| EXERCISE |
Only the number is wanted: count the lines that include the word "многофункционального".

— Start of RECORDS PROVIDED —

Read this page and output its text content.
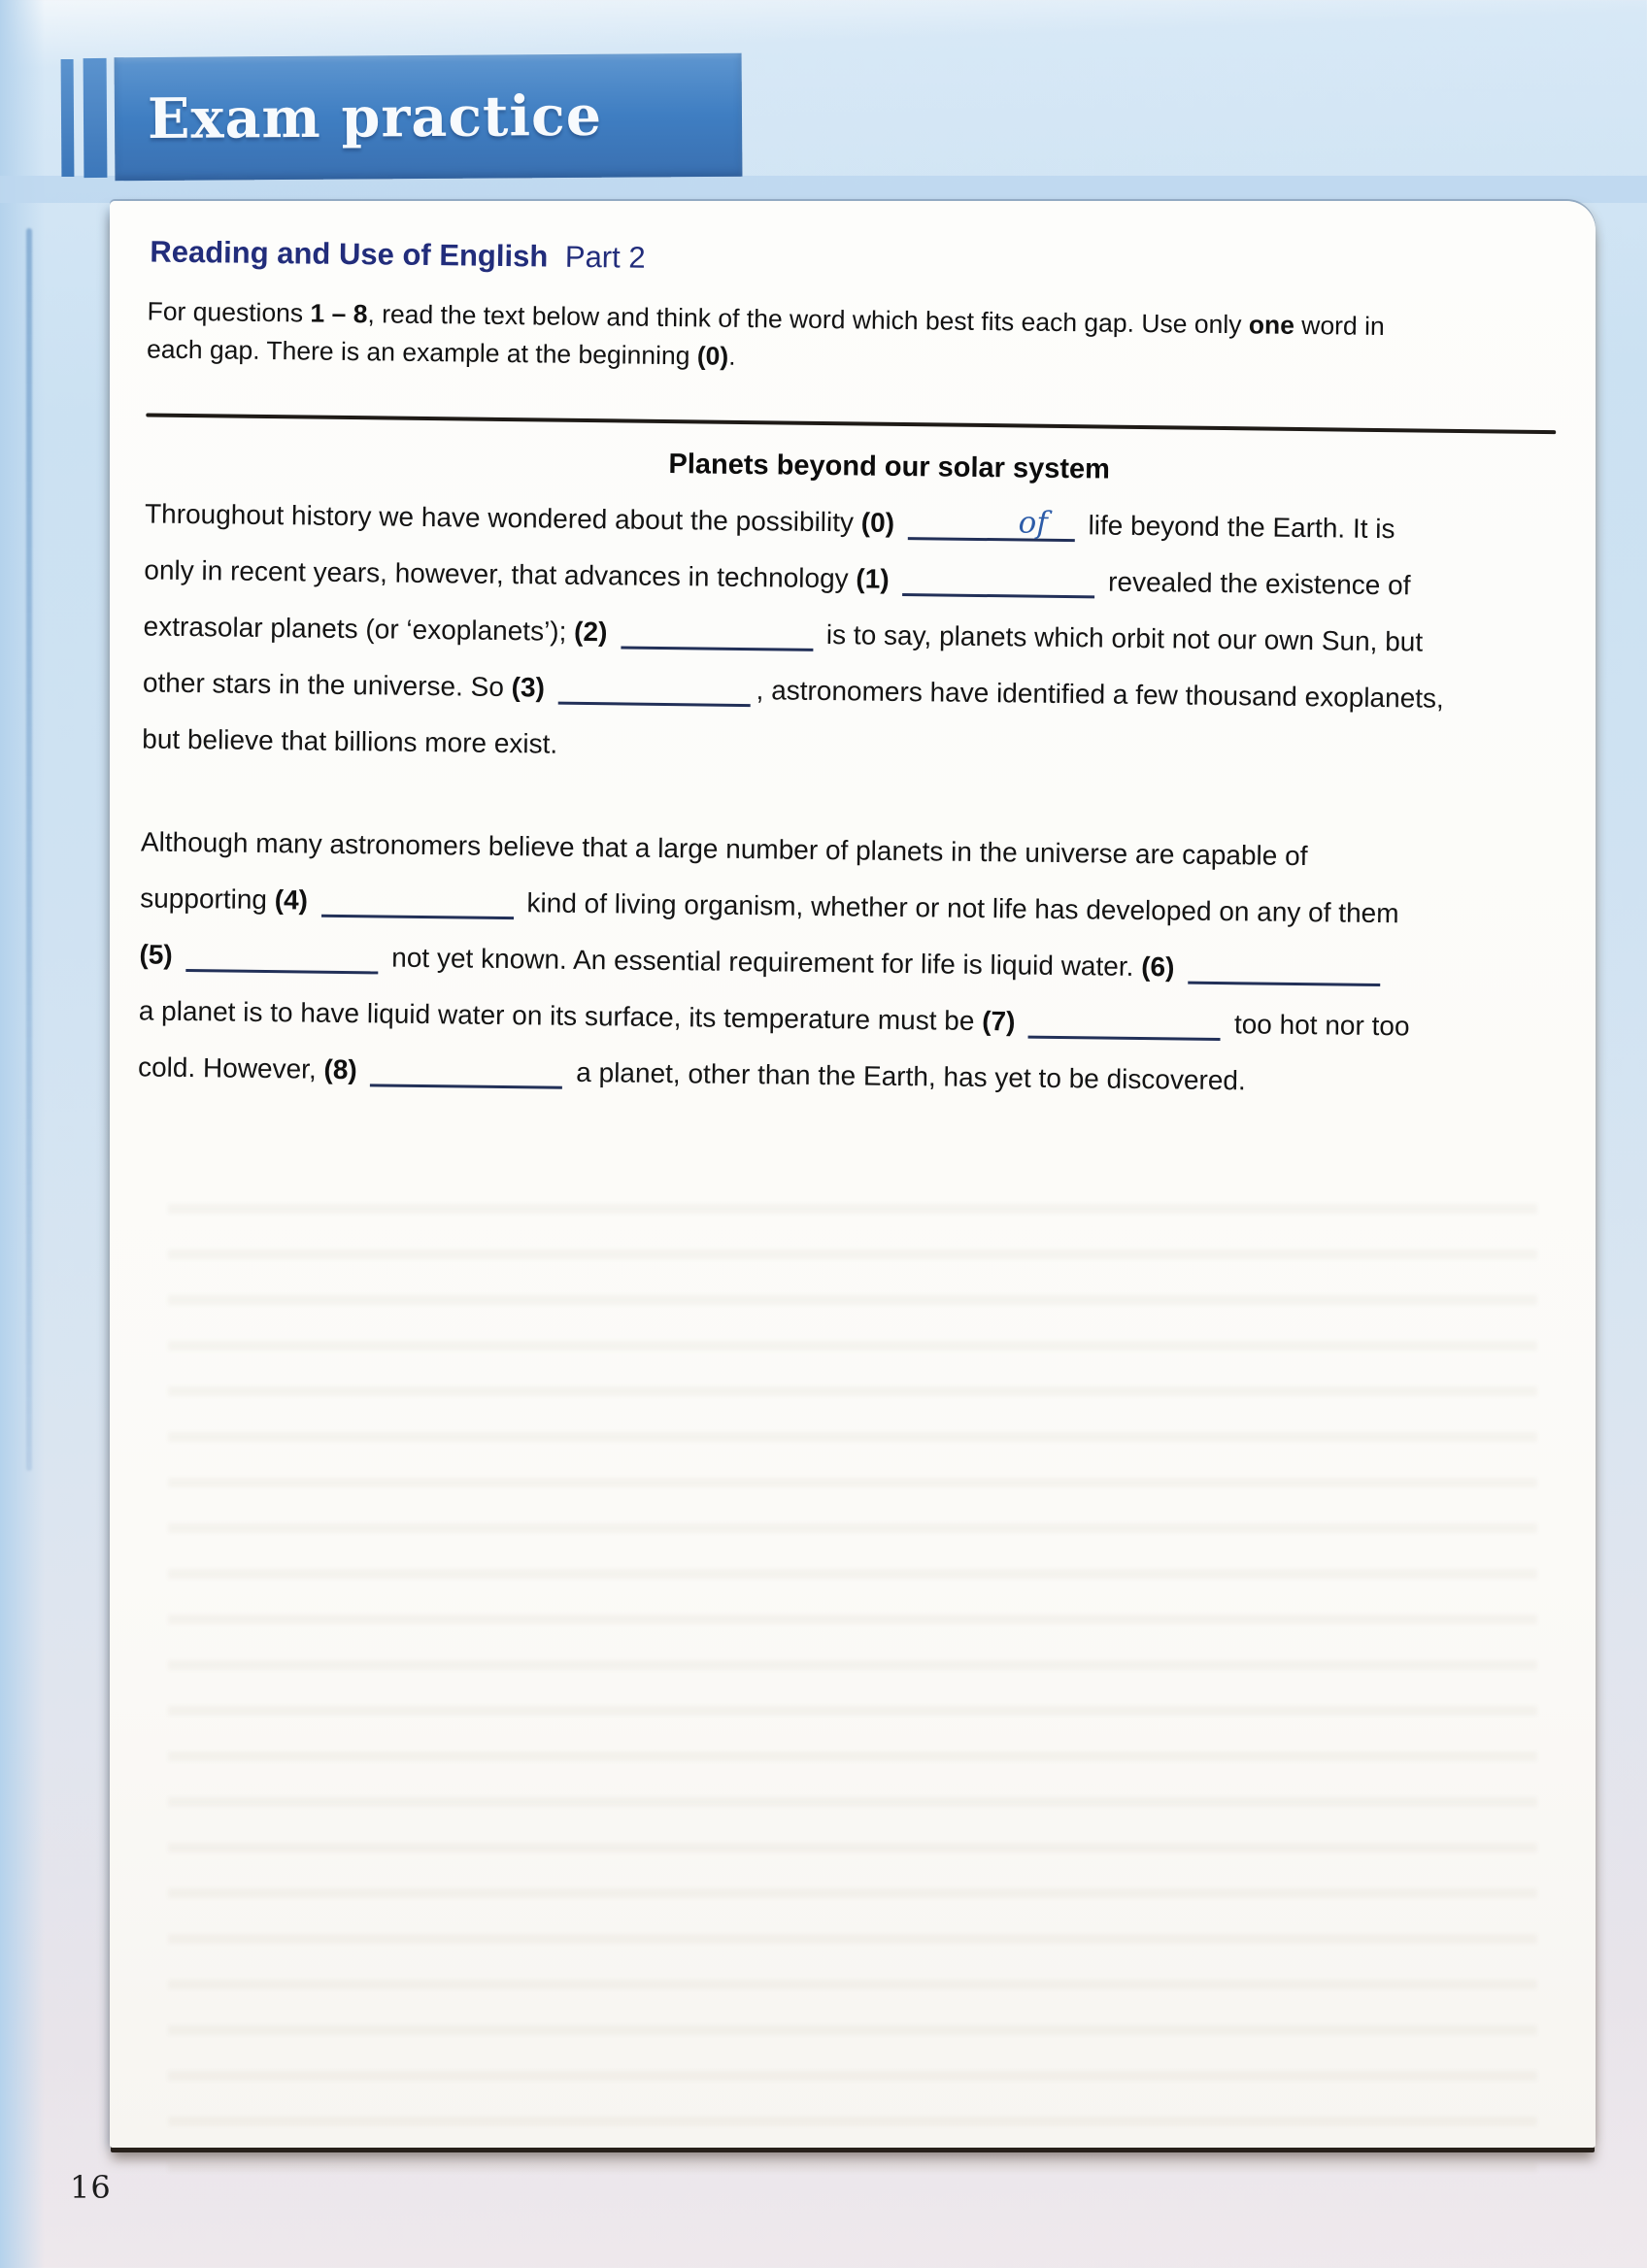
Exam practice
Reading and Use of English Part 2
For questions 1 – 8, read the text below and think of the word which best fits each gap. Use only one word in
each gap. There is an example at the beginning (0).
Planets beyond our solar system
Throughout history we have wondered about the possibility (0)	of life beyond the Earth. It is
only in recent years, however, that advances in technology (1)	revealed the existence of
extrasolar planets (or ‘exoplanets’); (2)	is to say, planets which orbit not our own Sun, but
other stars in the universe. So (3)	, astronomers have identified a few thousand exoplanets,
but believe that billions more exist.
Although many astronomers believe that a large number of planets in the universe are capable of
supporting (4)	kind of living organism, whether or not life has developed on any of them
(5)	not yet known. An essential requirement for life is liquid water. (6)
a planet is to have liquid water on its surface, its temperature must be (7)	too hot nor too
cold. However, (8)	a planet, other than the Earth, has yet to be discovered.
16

— End of RECORDS PROVIDED —
— Start of RECORDS PROVIDED —

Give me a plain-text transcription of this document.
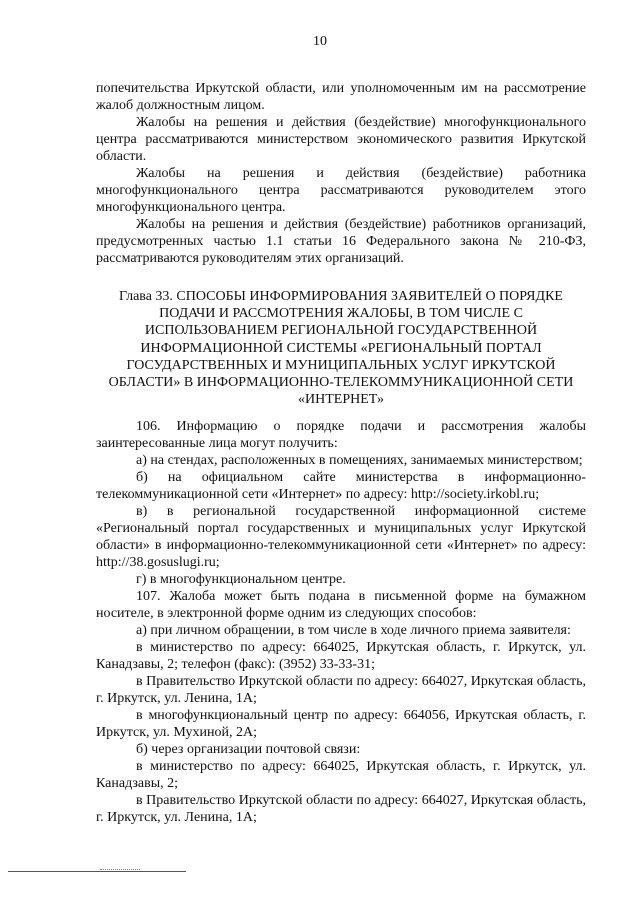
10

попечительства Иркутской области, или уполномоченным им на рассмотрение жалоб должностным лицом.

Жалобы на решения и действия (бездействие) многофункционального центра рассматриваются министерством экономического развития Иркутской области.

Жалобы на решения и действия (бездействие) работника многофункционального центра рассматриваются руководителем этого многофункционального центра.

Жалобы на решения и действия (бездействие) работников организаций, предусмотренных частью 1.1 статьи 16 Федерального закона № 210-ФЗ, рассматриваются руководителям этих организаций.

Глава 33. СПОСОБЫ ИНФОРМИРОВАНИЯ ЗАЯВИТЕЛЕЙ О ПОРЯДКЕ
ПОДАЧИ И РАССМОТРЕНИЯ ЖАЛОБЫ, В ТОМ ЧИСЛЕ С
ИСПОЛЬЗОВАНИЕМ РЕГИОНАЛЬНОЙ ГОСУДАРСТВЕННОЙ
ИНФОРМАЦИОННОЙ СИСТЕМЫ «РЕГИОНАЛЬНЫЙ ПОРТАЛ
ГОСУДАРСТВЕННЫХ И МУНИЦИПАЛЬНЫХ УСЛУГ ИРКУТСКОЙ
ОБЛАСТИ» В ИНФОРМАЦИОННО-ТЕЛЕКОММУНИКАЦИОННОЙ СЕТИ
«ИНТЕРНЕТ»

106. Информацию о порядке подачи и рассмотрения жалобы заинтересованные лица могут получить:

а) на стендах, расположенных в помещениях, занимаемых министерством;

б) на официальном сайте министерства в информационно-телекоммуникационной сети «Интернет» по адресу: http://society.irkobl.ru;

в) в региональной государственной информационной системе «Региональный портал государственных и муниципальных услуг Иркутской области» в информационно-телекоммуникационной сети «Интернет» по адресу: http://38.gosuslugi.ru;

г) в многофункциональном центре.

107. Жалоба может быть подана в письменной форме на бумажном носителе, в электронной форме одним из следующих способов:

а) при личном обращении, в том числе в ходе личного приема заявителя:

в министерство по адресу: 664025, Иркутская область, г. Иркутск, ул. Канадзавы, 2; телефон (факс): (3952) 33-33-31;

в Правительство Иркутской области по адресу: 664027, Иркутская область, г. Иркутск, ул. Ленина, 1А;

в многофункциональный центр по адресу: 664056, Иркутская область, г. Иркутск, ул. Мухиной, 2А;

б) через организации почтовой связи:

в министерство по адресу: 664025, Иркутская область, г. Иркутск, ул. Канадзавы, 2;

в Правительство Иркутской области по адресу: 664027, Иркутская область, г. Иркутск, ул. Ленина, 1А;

— End of RECORDS PROVIDED —
— Start of RECORDS PROVIDED —

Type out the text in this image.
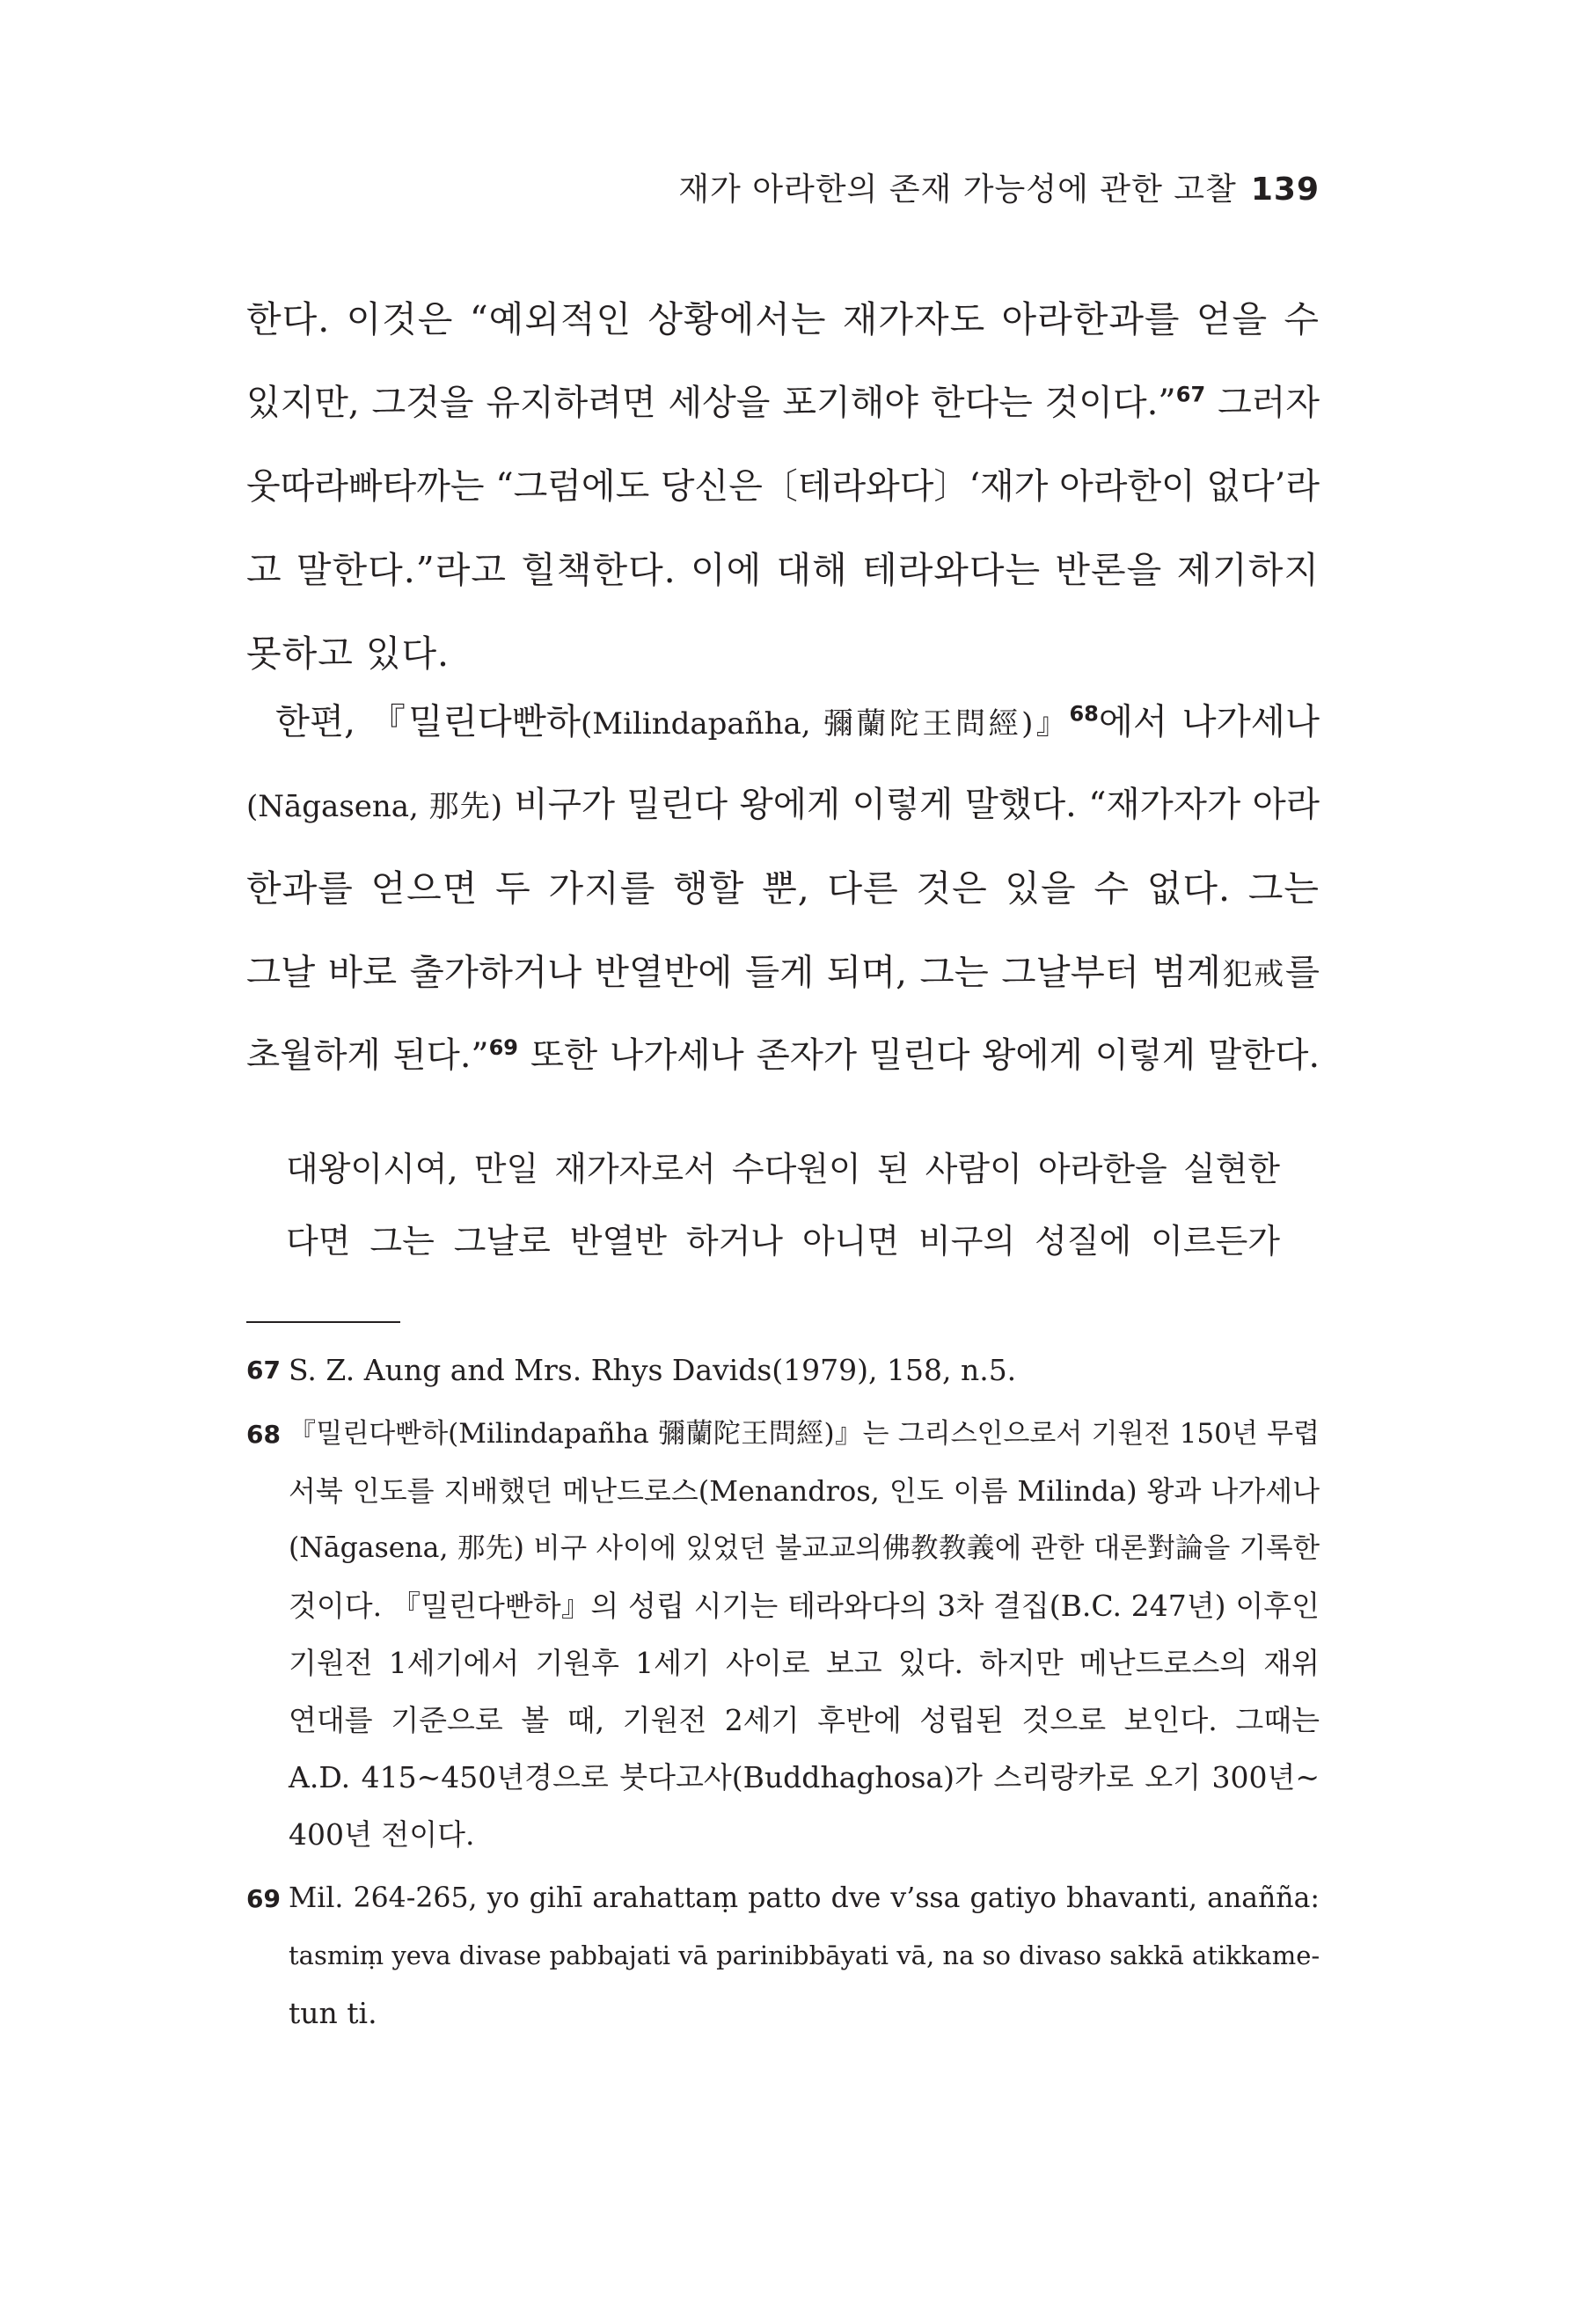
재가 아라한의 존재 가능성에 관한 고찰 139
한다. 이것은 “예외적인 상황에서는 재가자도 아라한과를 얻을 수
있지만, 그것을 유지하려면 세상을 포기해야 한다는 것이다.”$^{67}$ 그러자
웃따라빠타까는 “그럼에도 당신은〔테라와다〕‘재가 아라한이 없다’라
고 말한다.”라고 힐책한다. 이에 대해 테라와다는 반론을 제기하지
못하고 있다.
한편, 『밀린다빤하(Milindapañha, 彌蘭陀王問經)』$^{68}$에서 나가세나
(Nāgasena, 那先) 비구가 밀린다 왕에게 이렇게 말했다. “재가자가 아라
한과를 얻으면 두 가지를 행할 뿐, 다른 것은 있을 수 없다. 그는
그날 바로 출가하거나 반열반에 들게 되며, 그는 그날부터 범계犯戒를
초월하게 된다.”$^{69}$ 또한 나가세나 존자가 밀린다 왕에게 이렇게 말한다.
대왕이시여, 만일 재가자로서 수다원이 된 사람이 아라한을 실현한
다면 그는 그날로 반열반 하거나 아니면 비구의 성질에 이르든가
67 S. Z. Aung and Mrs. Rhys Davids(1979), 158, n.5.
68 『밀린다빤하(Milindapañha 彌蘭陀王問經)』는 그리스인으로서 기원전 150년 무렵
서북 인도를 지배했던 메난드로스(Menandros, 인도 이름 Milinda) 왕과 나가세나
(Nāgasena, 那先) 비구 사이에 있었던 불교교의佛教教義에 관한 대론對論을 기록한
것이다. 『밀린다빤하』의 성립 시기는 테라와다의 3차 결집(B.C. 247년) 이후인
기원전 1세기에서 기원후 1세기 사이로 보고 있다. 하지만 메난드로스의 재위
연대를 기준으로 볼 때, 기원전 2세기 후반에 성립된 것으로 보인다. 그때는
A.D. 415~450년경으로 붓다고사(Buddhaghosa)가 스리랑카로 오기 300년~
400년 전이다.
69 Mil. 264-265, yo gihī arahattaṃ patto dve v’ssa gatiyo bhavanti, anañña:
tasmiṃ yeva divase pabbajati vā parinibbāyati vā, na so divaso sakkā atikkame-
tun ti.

— End of RECORDS PROVIDED —

| SOLUTION TO THE PROBLEM |
2